Requirements: All of the records below should be output exactly.

Rows:
____________________

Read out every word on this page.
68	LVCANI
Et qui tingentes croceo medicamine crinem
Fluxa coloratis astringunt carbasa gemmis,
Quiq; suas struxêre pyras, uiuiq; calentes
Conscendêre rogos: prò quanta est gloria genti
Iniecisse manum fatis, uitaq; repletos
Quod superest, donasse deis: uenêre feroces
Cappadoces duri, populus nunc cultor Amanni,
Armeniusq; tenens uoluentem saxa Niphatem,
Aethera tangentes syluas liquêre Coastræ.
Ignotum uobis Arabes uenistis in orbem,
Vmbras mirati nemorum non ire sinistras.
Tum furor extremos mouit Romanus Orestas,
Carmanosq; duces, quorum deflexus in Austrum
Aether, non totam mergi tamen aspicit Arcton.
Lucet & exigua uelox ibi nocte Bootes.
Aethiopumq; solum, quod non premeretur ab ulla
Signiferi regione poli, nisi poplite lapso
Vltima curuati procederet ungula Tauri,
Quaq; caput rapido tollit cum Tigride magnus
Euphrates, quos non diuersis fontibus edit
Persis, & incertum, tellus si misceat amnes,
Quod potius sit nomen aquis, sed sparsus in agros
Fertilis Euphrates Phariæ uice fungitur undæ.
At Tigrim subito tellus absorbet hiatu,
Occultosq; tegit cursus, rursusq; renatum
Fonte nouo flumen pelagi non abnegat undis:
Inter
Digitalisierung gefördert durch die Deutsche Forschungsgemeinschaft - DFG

____________________

Complete response:
Read out every word on this page.
68	LVCANI
Et qui tingentes croceo medicamine crinem
Fluxa coloratis astringunt carbasa gemmis,
Quiq; suas struxêre pyras, uiuiq; calentes
Conscendêre rogos: prò quanta est gloria genti
Iniecisse manum fatis, uitaq; repletos
Quod superest, donasse deis: uenêre feroces
Cappadoces duri, populus nunc cultor Amanni,
Armeniusq; tenens uoluentem saxa Niphatem,
Aethera tangentes syluas liquêre Coastræ.
Ignotum uobis Arabes uenistis in orbem,
Vmbras mirati nemorum non ire sinistras.
Tum furor extremos mouit Romanus Orestas,
Carmanosq; duces, quorum deflexus in Austrum
Aether, non totam mergi tamen aspicit Arcton.
Lucet & exigua uelox ibi nocte Bootes.
Aethiopumq; solum, quod non premeretur ab ulla
Signiferi regione poli, nisi poplite lapso
Vltima curuati procederet ungula Tauri,
Quaq; caput rapido tollit cum Tigride magnus
Euphrates, quos non diuersis fontibus edit
Persis, & incertum, tellus si misceat amnes,
Quod potius sit nomen aquis, sed sparsus in agros
Fertilis Euphrates Phariæ uice fungitur undæ.
At Tigrim subito tellus absorbet hiatu,
Occultosq; tegit cursus, rursusq; renatum
Fonte nouo flumen pelagi non abnegat undis:
Inter
Digitalisierung gefördert durch die Deutsche Forschungsgemeinschaft - DFG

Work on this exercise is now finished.